*SECCIÓN DEL DOCUMENTO*:

==============================

Tawaki, imagino que ahora serás más patriota que hace unas semanas. Yo, aunque también me considero español, me quedo más en lo local, y creo que con quienes realmente comparto más es con la gente de mi ciudad y si acaso con una zona no demasiado amplia de Andalucía Occidental. Fíjate que cuando llevaba viviendo varios años en Las Hurdes hasta quería que ganara el Sevilla, y cuando oía al Camarón se me saltaban las lágrimas... Abrazos.

Señor Diarios, me parece feísimo que mientras algunos levantamos España otros se vayan a las marisquerías a ponerse tibios de centollos. Sobre usted pesará siempre esa losa terrible de no haberse convertido en un hombre completo. A ver si puede solucionar eso a base de centollos... Por cierto, a ver si la próxima vez que vea a esos animalitos me avisa... Abrazos muy masculinos.

==============================

[Entradas guardadas]
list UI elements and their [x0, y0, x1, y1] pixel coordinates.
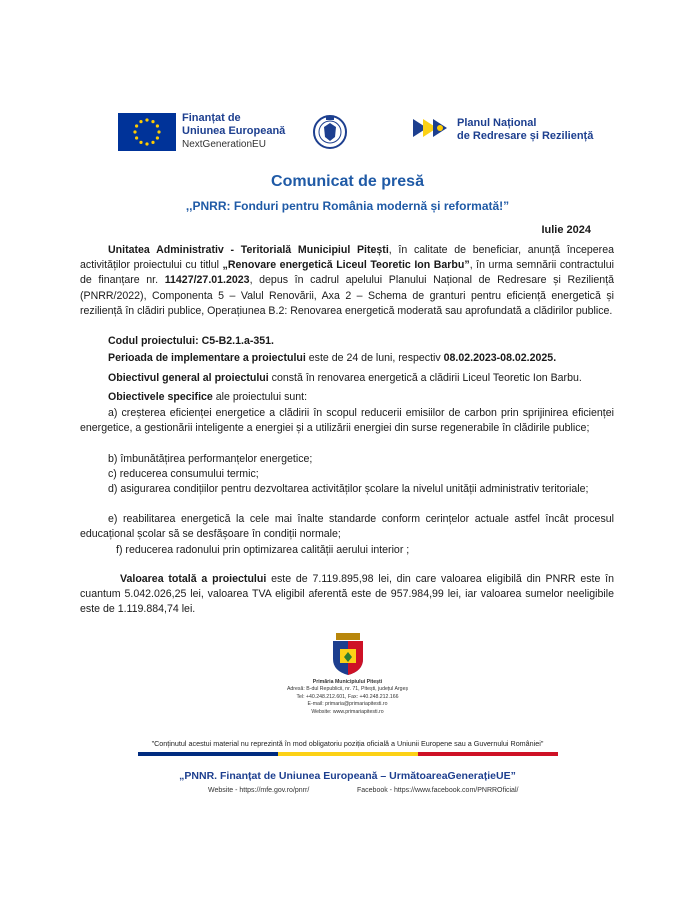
objective-item-a: a) creșterea eficienței energetice a clădirii în scopul reducerii emisiilor de carbon prin sprijinirea eficienței energetice, a gestionării inteligente a energiei și a utilizării energiei din surse regenerabile în clădirile publice; — [80, 407, 614, 435]
contact-address: Adresă: B-dul Republicii, nr. 71, Pitești, județul Argeș — [286, 686, 409, 693]
objective-item-e: e) reabilitarea energetică la cele mai înalte standarde conform cerințelor actuale astfel încât procesul educațional școlar să se desfășoare în condiții normale; — [80, 513, 614, 541]
general-objective — [80, 371, 642, 386]
intro-text-2: , în urma semnării contractului de finanțare nr. — [80, 259, 614, 287]
specific-objectives-text: ale proiectului sunt: — [212, 391, 308, 403]
contact-email[interactable]: E-mail: primaria@primariapitesti.ro — [307, 701, 388, 708]
contact-name: Primăria Municipiului Pitești — [312, 679, 383, 685]
eu-funding-text — [182, 112, 285, 151]
band-yellow — [278, 752, 418, 756]
specific-objectives-label: Obiectivele specifice — [108, 391, 213, 403]
band-red — [418, 752, 558, 756]
period-label: Perioada de implementare a proiectului — [108, 352, 306, 364]
facebook-link[interactable]: Facebook - https://www.facebook.com/PNRROficial/ — [357, 787, 519, 794]
specific-objectives-intro — [80, 390, 642, 405]
eu-line-2: Uniunea Europeană — [182, 125, 286, 137]
pnrr-logo-icon — [413, 117, 451, 139]
period-value: 08.02.2023-08.02.2025. — [443, 352, 557, 364]
beneficiary-name: Unitatea Administrativ - Teritorială Municipiul Pitești — [108, 244, 389, 256]
project-code: Codul proiectului: C5-B2.1.a-351. — [108, 335, 274, 347]
objective-item-f: f) reducerea radonului prin optimizarea calității aerului interior ; — [116, 544, 410, 556]
disclaimer: "Conținutul acestui material nu reprezintă în mod obligatoriu poziția oficială a Uniunii Europene sau a Guvernului României" — [151, 739, 544, 748]
contract-number: 11427/27.01.2023 — [164, 274, 250, 287]
implementation-period — [80, 351, 642, 366]
page-title: Comunicat de presă — [271, 173, 424, 190]
contact-website[interactable]: Website: www.primariapitesti.ro — [311, 708, 384, 715]
government-crest-icon — [313, 113, 347, 151]
pnrr-line-2: de Redresare și Reziliență — [457, 130, 594, 142]
pnrr-line-1: Planul Național — [457, 117, 537, 129]
page-subtitle: ,,PNRR: Fonduri pentru România modernă și reformată!” — [185, 199, 510, 213]
objective-item-b: b) îmbunătățirea performanțelor energetice; — [108, 453, 313, 465]
release-date: Iulie 2024 — [541, 224, 591, 236]
project-value-label: Valoarea totală a proiectului — [120, 573, 267, 585]
contact-phone: Tel: +40.248.212.601, Fax: +40.248.212.166 — [296, 693, 399, 700]
tricolor-band — [138, 752, 558, 756]
pnrr-text — [457, 117, 593, 143]
general-objective-text: constă în renovarea energetică a clădirii Liceul Teoretic Ion Barbu. — [268, 372, 582, 384]
pitesti-coat-of-arms-icon — [330, 633, 366, 675]
objective-item-d: d) asigurarea condițiilor pentru dezvoltarea activităților școlare la nivelul unității administrativ teritoriale; — [108, 483, 589, 495]
project-value-text: este de 7.119.895,98 lei, din care valoarea eligibilă din PNRR este în cuantum 5.042.026,25 lei, valoarea TVA eligibil aferentă este de 957.984,99 lei, iar valoarea sumelor neeligibile este de 1.119.884,74 lei. — [80, 573, 614, 616]
general-objective-label: Obiectivul general al proiectului — [108, 372, 269, 384]
intro-text-3: , depus în cadrul apelului Planului Național de Redresare și Reziliență (PNRR/2022), Componenta 5 – Valul Renovării, Axa 2 – Schema de granturi pentru eficiență energetică și reziliență în clădiri publice, Operațiunea B.2: Renovarea energetică moderată sau aprofundată a clădirilor publice. — [80, 274, 614, 317]
slogan: „PNNR. Finanțat de Uniunea Europeană – UrmătoareaGenerațieUE” — [179, 770, 516, 782]
project-title: „Renovare energetică Liceul Teoretic Ion Barbu” — [222, 259, 470, 272]
eu-line-1: Finanțat de — [182, 112, 241, 124]
intro-text-1: , în calitate de beneficiar, anunță începerea activităților proiectului cu titlul — [80, 244, 614, 272]
contact-block — [0, 679, 695, 716]
band-blue — [138, 752, 278, 756]
eu-line-3: NextGenerationEU — [182, 139, 266, 150]
project-value-paragraph — [80, 572, 614, 618]
objective-item-c: c) reducerea consumului termic; — [108, 468, 259, 480]
intro-paragraph — [80, 243, 614, 319]
period-text: este de 24 de luni, respectiv — [305, 352, 444, 364]
eu-flag-logo — [118, 113, 176, 151]
website-link[interactable]: Website - https://mfe.gov.ro/pnrr/ — [208, 787, 310, 794]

==============================

*OBJETIVO DE TAREA*:
Transcribe entera la sección del documento, sin cambiarle nada. Los registros no tienen nada que ver con la sección del documento.

*SOLUCIÓN*:
Tawaki, imagino que ahora serás más patriota que hace unas semanas. Yo, aunque también me considero español, me quedo más en lo local, y creo que con quienes realmente comparto más es con la gente de mi ciudad y si acaso con una zona no demasiado amplia de Andalucía Occidental. Fíjate que cuando llevaba viviendo varios años en Las Hurdes hasta quería que ganara el Sevilla, y cuando oía al Camarón se me saltaban las lágrimas... Abrazos.

Señor Diarios, me parece feísimo que mientras algunos levantamos España otros se vayan a las marisquerías a ponerse tibios de centollos. Sobre usted pesará siempre esa losa terrible de no haberse convertido en un hombre completo. A ver si puede solucionar eso a base de centollos... Por cierto, a ver si la próxima vez que vea a esos animalitos me avisa... Abrazos muy masculinos.